:: TASK MATERIAL ::

Begin

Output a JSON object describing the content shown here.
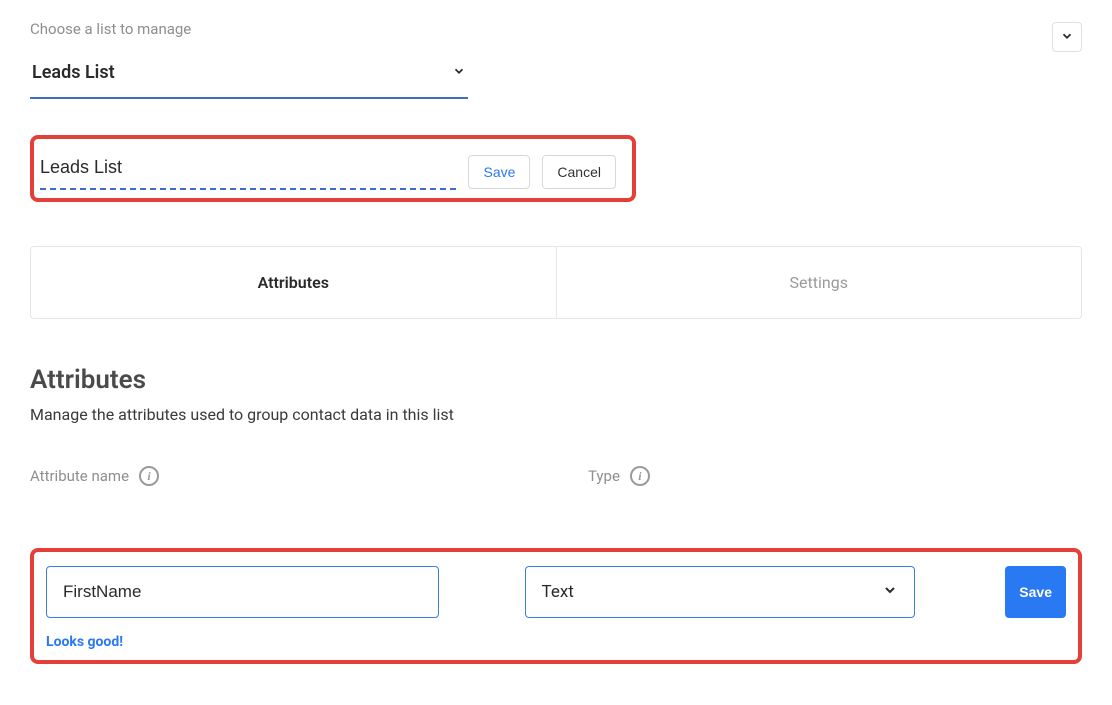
{
  "header": {
    "choose_label": "Choose a list to manage",
    "selected_list": "Leads List"
  },
  "rename": {
    "value": "Leads List",
    "save_label": "Save",
    "cancel_label": "Cancel"
  },
  "tabs": {
    "attributes": "Attributes",
    "settings": "Settings"
  },
  "attributes_section": {
    "title": "Attributes",
    "subtitle": "Manage the attributes used to group contact data in this list",
    "col_name": "Attribute name",
    "col_type": "Type"
  },
  "attribute_row": {
    "name_value": "FirstName",
    "type_value": "Text",
    "save_label": "Save",
    "validation": "Looks good!"
  }
}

End

:: EXERCISE PROMPT ::
Copy all the records above exactly, but leave out the pictures.

:: FULL OUTPUT ::
Output a JSON object describing the content shown here.
{
  "header": {
    "choose_label": "Choose a list to manage",
    "selected_list": "Leads List"
  },
  "rename": {
    "value": "Leads List",
    "save_label": "Save",
    "cancel_label": "Cancel"
  },
  "tabs": {
    "attributes": "Attributes",
    "settings": "Settings"
  },
  "attributes_section": {
    "title": "Attributes",
    "subtitle": "Manage the attributes used to group contact data in this list",
    "col_name": "Attribute name",
    "col_type": "Type"
  },
  "attribute_row": {
    "name_value": "FirstName",
    "type_value": "Text",
    "save_label": "Save",
    "validation": "Looks good!"
  }
}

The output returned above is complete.